Zurück im Dome: "Hier werden Identitätskrisen ausgetragen und Senderlogos neu erfunden! Nehmt eure ... Moment, da ist nur einer?" Sport1 nimmt die Augenbinde ab – und steht vor einem riesigen Spiegel. Darin: Show1. "Ich bin ein Sportsender! Bundesliga, Darts, Eishockey!" – "Nein! Ich bin ein Entertainment-Sender! 'MasterChef', 'Exatlon', ,My Style Rocks'!"

Der dritte Fight heißt: "Wer bin ich?" Sport1/Show1 muss permanent zwischen zwei Welten hin- und herspringen, um nicht zu viele Zuschauer:innen zu verlieren. Bei jedem Sprung zur Entertainment-Seite fällt ein weiteres Sportrecht weg. Sport1 stolpert, landet im Matsch – und verliert gegen sich selbst. Nachher sitzt der Sender am Gartenhaus-Pool, starrt ins Leere und versucht sich zu trösten: "Inhalte sind weiterhin das A und O. Inhalte werden überall gebraucht."

* Datensätze:
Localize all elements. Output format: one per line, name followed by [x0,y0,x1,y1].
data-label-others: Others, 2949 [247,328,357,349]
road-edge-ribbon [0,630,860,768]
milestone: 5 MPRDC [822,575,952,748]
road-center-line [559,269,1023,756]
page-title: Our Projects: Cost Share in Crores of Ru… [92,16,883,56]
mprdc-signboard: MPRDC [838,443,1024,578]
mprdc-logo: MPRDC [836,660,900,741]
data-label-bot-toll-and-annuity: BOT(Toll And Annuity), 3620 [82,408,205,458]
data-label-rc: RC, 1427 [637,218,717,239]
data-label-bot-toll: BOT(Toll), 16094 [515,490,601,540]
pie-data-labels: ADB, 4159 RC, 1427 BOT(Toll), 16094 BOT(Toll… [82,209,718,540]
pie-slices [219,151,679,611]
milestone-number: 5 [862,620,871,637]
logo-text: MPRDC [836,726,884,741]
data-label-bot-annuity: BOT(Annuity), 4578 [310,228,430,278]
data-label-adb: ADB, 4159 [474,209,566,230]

* Aufgabe:
Beantworte die folgenden Fragen nur mit Angaben aus dem Seitenauszug:
1. Wen sieht Sport1 im Spiegel, nachdem die Augenbinde abgenommen ist?
2. Wie heißt der dritte Fight?
3. Was fällt bei jedem Sprung zur Entertainment-Seite weg?

* Antwortbereich:
1. Show1.
2. „Wer bin ich?“
3. Ein weiteres Sportrecht.